_Request_:
Repeat each line exactly as it is written.

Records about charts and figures
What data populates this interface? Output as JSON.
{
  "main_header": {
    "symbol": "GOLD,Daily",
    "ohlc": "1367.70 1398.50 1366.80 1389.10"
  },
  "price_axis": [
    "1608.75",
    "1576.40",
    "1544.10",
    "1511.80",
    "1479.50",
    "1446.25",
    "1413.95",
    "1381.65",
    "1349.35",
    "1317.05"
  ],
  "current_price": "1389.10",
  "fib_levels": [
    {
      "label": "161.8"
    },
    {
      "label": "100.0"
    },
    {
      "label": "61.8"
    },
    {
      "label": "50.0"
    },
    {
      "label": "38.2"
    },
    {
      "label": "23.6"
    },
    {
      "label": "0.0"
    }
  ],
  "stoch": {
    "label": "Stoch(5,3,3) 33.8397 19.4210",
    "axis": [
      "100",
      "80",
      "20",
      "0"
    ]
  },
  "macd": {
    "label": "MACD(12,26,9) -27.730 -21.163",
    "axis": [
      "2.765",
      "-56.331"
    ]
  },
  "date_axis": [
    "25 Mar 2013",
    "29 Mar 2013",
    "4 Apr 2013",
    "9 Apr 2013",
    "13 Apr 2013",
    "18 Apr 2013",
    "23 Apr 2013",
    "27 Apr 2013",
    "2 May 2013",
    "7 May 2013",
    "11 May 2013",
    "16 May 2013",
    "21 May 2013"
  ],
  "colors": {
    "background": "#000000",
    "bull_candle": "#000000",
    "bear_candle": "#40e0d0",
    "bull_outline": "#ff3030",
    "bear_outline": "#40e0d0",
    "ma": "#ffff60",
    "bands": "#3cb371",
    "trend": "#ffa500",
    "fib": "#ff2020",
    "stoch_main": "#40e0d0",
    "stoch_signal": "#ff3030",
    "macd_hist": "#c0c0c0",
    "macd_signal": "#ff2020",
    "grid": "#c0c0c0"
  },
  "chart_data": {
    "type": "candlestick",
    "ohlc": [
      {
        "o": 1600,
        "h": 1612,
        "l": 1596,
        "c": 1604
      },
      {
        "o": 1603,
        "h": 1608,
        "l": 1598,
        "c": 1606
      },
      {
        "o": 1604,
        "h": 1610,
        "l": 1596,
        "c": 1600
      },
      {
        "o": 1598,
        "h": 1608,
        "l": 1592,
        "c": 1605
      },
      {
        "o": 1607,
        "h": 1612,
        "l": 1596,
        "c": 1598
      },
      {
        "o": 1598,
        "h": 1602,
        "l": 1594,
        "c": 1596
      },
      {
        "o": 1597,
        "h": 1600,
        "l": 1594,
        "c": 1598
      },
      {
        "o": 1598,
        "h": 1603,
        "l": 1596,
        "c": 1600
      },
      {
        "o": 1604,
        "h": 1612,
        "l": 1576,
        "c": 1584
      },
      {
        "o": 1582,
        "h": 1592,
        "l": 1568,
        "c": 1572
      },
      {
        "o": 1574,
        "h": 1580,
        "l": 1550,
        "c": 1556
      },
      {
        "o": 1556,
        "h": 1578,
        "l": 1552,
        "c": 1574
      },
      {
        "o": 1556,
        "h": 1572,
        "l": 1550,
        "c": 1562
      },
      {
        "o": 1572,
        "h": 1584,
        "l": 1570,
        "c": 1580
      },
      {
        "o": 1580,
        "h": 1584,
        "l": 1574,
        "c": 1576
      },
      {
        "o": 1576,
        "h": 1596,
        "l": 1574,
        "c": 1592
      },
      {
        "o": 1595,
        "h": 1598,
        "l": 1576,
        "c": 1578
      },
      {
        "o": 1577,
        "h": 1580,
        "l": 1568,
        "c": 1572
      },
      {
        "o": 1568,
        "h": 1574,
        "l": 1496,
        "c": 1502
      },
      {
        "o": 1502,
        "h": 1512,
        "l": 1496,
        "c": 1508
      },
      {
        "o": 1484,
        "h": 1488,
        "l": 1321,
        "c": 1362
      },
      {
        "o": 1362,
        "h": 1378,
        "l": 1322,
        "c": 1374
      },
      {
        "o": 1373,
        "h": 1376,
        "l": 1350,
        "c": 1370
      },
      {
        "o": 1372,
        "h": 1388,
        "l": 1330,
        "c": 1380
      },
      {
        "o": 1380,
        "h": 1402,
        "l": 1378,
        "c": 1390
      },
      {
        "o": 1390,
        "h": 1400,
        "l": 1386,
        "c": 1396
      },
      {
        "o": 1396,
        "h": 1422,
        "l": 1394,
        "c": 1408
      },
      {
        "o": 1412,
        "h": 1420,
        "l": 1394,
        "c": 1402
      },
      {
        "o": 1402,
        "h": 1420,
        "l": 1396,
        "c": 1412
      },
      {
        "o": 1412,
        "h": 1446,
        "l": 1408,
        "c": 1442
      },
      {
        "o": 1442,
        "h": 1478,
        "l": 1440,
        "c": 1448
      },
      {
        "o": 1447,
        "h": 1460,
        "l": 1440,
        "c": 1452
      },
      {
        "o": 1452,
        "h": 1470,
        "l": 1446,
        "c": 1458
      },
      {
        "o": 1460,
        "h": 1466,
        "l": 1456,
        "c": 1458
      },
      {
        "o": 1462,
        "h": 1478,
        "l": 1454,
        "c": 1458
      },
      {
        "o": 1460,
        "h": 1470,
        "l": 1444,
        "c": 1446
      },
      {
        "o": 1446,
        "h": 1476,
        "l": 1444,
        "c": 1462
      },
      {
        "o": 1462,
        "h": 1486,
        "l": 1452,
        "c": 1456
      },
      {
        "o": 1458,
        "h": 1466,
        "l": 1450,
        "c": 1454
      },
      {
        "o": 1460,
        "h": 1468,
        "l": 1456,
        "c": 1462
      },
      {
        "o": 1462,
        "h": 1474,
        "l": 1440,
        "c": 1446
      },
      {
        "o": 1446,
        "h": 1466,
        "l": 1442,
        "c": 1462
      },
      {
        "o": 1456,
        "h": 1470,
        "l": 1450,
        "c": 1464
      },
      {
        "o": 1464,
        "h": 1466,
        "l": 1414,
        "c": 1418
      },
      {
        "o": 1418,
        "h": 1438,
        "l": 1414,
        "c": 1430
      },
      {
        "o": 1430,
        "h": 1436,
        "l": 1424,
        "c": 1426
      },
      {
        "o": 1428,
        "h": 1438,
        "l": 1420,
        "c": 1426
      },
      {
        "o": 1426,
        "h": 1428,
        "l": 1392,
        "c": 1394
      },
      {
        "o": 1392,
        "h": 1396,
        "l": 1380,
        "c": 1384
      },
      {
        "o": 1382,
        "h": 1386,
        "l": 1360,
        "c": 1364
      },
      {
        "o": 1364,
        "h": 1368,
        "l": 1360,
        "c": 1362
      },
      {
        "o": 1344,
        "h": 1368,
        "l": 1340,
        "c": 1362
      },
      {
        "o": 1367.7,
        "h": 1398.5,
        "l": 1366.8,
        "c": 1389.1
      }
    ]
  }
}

_Right answer_:
What data populates this interface? Output as JSON.
{
  "main_header": {
    "symbol": "GOLD,Daily",
    "ohlc": "1367.70 1398.50 1366.80 1389.10"
  },
  "price_axis": [
    "1608.75",
    "1576.40",
    "1544.10",
    "1511.80",
    "1479.50",
    "1446.25",
    "1413.95",
    "1381.65",
    "1349.35",
    "1317.05"
  ],
  "current_price": "1389.10",
  "fib_levels": [
    {
      "label": "161.8"
    },
    {
      "label": "100.0"
    },
    {
      "label": "61.8"
    },
    {
      "label": "50.0"
    },
    {
      "label": "38.2"
    },
    {
      "label": "23.6"
    },
    {
      "label": "0.0"
    }
  ],
  "stoch": {
    "label": "Stoch(5,3,3) 33.8397 19.4210",
    "axis": [
      "100",
      "80",
      "20",
      "0"
    ]
  },
  "macd": {
    "label": "MACD(12,26,9) -27.730 -21.163",
    "axis": [
      "2.765",
      "-56.331"
    ]
  },
  "date_axis": [
    "25 Mar 2013",
    "29 Mar 2013",
    "4 Apr 2013",
    "9 Apr 2013",
    "13 Apr 2013",
    "18 Apr 2013",
    "23 Apr 2013",
    "27 Apr 2013",
    "2 May 2013",
    "7 May 2013",
    "11 May 2013",
    "16 May 2013",
    "21 May 2013"
  ],
  "colors": {
    "background": "#000000",
    "bull_candle": "#000000",
    "bear_candle": "#40e0d0",
    "bull_outline": "#ff3030",
    "bear_outline": "#40e0d0",
    "ma": "#ffff60",
    "bands": "#3cb371",
    "trend": "#ffa500",
    "fib": "#ff2020",
    "stoch_main": "#40e0d0",
    "stoch_signal": "#ff3030",
    "macd_hist": "#c0c0c0",
    "macd_signal": "#ff2020",
    "grid": "#c0c0c0"
  },
  "chart_data": {
    "type": "candlestick",
    "ohlc": [
      {
        "o": 1600,
        "h": 1612,
        "l": 1596,
        "c": 1604
      },
      {
        "o": 1603,
        "h": 1608,
        "l": 1598,
        "c": 1606
      },
      {
        "o": 1604,
        "h": 1610,
        "l": 1596,
        "c": 1600
      },
      {
        "o": 1598,
        "h": 1608,
        "l": 1592,
        "c": 1605
      },
      {
        "o": 1607,
        "h": 1612,
        "l": 1596,
        "c": 1598
      },
      {
        "o": 1598,
        "h": 1602,
        "l": 1594,
        "c": 1596
      },
      {
        "o": 1597,
        "h": 1600,
        "l": 1594,
        "c": 1598
      },
      {
        "o": 1598,
        "h": 1603,
        "l": 1596,
        "c": 1600
      },
      {
        "o": 1604,
        "h": 1612,
        "l": 1576,
        "c": 1584
      },
      {
        "o": 1582,
        "h": 1592,
        "l": 1568,
        "c": 1572
      },
      {
        "o": 1574,
        "h": 1580,
        "l": 1550,
        "c": 1556
      },
      {
        "o": 1556,
        "h": 1578,
        "l": 1552,
        "c": 1574
      },
      {
        "o": 1556,
        "h": 1572,
        "l": 1550,
        "c": 1562
      },
      {
        "o": 1572,
        "h": 1584,
        "l": 1570,
        "c": 1580
      },
      {
        "o": 1580,
        "h": 1584,
        "l": 1574,
        "c": 1576
      },
      {
        "o": 1576,
        "h": 1596,
        "l": 1574,
        "c": 1592
      },
      {
        "o": 1595,
        "h": 1598,
        "l": 1576,
        "c": 1578
      },
      {
        "o": 1577,
        "h": 1580,
        "l": 1568,
        "c": 1572
      },
      {
        "o": 1568,
        "h": 1574,
        "l": 1496,
        "c": 1502
      },
      {
        "o": 1502,
        "h": 1512,
        "l": 1496,
        "c": 1508
      },
      {
        "o": 1484,
        "h": 1488,
        "l": 1321,
        "c": 1362
      },
      {
        "o": 1362,
        "h": 1378,
        "l": 1322,
        "c": 1374
      },
      {
        "o": 1373,
        "h": 1376,
        "l": 1350,
        "c": 1370
      },
      {
        "o": 1372,
        "h": 1388,
        "l": 1330,
        "c": 1380
      },
      {
        "o": 1380,
        "h": 1402,
        "l": 1378,
        "c": 1390
      },
      {
        "o": 1390,
        "h": 1400,
        "l": 1386,
        "c": 1396
      },
      {
        "o": 1396,
        "h": 1422,
        "l": 1394,
        "c": 1408
      },
      {
        "o": 1412,
        "h": 1420,
        "l": 1394,
        "c": 1402
      },
      {
        "o": 1402,
        "h": 1420,
        "l": 1396,
        "c": 1412
      },
      {
        "o": 1412,
        "h": 1446,
        "l": 1408,
        "c": 1442
      },
      {
        "o": 1442,
        "h": 1478,
        "l": 1440,
        "c": 1448
      },
      {
        "o": 1447,
        "h": 1460,
        "l": 1440,
        "c": 1452
      },
      {
        "o": 1452,
        "h": 1470,
        "l": 1446,
        "c": 1458
      },
      {
        "o": 1460,
        "h": 1466,
        "l": 1456,
        "c": 1458
      },
      {
        "o": 1462,
        "h": 1478,
        "l": 1454,
        "c": 1458
      },
      {
        "o": 1460,
        "h": 1470,
        "l": 1444,
        "c": 1446
      },
      {
        "o": 1446,
        "h": 1476,
        "l": 1444,
        "c": 1462
      },
      {
        "o": 1462,
        "h": 1486,
        "l": 1452,
        "c": 1456
      },
      {
        "o": 1458,
        "h": 1466,
        "l": 1450,
        "c": 1454
      },
      {
        "o": 1460,
        "h": 1468,
        "l": 1456,
        "c": 1462
      },
      {
        "o": 1462,
        "h": 1474,
        "l": 1440,
        "c": 1446
      },
      {
        "o": 1446,
        "h": 1466,
        "l": 1442,
        "c": 1462
      },
      {
        "o": 1456,
        "h": 1470,
        "l": 1450,
        "c": 1464
      },
      {
        "o": 1464,
        "h": 1466,
        "l": 1414,
        "c": 1418
      },
      {
        "o": 1418,
        "h": 1438,
        "l": 1414,
        "c": 1430
      },
      {
        "o": 1430,
        "h": 1436,
        "l": 1424,
        "c": 1426
      },
      {
        "o": 1428,
        "h": 1438,
        "l": 1420,
        "c": 1426
      },
      {
        "o": 1426,
        "h": 1428,
        "l": 1392,
        "c": 1394
      },
      {
        "o": 1392,
        "h": 1396,
        "l": 1380,
        "c": 1384
      },
      {
        "o": 1382,
        "h": 1386,
        "l": 1360,
        "c": 1364
      },
      {
        "o": 1364,
        "h": 1368,
        "l": 1360,
        "c": 1362
      },
      {
        "o": 1344,
        "h": 1368,
        "l": 1340,
        "c": 1362
      },
      {
        "o": 1367.7,
        "h": 1398.5,
        "l": 1366.8,
        "c": 1389.1
      }
    ]
  }
}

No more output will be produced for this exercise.